* [Instructions to follow] Below are records; work out how many of their lines hold the string "following" and give that number alone.

[Stored records]
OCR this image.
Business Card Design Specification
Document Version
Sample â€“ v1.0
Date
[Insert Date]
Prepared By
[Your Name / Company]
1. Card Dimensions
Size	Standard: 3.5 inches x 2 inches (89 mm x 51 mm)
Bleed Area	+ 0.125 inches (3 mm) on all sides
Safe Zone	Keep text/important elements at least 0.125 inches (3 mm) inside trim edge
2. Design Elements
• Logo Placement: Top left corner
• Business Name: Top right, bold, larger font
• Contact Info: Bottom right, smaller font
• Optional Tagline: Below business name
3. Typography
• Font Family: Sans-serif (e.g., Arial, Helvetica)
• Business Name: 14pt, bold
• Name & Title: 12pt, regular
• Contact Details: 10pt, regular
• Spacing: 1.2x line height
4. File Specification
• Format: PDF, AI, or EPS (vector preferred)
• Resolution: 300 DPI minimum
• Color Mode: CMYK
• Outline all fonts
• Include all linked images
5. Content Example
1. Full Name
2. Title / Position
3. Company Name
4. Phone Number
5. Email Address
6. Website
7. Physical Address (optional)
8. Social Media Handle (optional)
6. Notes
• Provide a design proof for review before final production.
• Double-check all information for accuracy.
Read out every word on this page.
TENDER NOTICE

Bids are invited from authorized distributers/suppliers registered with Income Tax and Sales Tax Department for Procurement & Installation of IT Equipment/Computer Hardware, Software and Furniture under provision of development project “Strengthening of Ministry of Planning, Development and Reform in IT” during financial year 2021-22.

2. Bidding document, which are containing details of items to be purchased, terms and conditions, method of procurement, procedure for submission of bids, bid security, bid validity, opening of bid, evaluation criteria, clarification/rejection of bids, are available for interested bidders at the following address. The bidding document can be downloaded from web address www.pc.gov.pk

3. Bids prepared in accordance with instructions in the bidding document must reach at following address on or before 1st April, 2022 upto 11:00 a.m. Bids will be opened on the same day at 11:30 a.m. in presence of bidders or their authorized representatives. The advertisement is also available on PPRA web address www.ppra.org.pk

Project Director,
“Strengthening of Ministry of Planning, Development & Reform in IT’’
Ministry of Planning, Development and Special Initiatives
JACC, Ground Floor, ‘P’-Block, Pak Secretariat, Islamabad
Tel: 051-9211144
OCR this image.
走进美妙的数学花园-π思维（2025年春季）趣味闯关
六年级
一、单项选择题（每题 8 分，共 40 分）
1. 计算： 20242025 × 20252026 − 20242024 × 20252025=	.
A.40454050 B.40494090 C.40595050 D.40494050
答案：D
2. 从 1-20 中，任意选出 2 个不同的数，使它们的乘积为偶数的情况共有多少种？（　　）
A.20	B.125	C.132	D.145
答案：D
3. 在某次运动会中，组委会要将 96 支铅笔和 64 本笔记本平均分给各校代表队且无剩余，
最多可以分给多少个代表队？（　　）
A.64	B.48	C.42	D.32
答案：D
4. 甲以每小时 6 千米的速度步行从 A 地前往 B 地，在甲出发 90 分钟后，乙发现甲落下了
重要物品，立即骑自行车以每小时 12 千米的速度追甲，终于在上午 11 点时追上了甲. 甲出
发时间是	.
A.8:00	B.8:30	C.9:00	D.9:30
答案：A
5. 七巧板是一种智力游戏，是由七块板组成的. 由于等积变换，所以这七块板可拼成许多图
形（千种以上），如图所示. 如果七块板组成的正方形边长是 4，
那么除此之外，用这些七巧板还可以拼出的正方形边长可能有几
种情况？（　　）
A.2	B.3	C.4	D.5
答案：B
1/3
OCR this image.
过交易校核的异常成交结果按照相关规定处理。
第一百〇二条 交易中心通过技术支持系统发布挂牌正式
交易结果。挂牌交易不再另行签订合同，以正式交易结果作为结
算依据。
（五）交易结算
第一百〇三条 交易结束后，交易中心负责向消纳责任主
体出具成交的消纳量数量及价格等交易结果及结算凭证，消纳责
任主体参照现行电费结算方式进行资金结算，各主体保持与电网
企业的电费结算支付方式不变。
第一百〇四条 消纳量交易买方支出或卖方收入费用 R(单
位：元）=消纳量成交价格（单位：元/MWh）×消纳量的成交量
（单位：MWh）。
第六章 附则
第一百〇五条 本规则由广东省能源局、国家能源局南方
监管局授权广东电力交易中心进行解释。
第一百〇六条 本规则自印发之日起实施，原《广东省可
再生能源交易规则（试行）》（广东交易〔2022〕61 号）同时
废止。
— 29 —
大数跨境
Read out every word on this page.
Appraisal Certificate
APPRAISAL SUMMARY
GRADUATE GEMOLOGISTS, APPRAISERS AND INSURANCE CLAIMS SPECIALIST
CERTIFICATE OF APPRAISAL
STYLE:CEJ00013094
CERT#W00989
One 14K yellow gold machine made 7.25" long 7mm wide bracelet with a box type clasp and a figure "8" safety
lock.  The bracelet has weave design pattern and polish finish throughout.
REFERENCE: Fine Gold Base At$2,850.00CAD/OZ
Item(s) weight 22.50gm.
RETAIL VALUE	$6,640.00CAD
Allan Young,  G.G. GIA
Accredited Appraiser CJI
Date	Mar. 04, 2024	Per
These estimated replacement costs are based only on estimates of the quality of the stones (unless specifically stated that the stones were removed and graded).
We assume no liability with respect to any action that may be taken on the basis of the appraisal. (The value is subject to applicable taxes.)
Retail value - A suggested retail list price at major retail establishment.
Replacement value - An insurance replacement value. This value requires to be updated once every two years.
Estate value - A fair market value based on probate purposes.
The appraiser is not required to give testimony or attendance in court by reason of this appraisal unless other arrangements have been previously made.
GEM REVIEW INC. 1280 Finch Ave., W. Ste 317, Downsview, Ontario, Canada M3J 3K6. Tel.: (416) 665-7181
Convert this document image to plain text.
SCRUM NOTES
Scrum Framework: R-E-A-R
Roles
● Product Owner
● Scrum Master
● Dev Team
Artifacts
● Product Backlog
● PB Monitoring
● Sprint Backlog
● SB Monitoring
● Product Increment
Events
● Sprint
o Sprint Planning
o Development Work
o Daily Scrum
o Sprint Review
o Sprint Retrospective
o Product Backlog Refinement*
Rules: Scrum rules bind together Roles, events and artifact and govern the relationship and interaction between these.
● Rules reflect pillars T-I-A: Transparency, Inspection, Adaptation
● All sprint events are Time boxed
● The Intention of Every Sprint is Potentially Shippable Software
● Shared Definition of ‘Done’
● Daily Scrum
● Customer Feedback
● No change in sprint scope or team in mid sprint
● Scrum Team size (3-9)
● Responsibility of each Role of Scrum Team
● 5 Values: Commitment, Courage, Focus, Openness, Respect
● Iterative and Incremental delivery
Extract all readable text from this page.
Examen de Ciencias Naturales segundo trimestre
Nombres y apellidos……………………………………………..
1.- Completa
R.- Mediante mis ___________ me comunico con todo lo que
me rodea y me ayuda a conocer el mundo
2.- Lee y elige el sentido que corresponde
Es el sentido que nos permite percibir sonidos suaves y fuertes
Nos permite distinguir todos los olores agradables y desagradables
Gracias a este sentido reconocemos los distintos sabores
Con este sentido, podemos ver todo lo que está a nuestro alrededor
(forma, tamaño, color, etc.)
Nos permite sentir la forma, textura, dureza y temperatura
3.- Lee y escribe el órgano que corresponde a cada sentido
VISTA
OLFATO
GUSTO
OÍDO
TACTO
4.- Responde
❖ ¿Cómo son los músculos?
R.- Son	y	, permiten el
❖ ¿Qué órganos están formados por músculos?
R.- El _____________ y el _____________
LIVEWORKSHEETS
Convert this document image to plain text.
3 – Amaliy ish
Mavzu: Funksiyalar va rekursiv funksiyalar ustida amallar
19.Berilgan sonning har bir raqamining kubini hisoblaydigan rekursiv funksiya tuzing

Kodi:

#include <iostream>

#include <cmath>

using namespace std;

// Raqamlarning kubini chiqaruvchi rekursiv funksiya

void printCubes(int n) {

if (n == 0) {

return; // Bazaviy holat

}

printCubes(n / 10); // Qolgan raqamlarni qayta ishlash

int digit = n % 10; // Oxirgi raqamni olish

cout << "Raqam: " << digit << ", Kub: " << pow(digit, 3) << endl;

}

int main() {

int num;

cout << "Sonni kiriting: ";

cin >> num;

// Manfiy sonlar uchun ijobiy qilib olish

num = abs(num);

* [Exercise answer] 2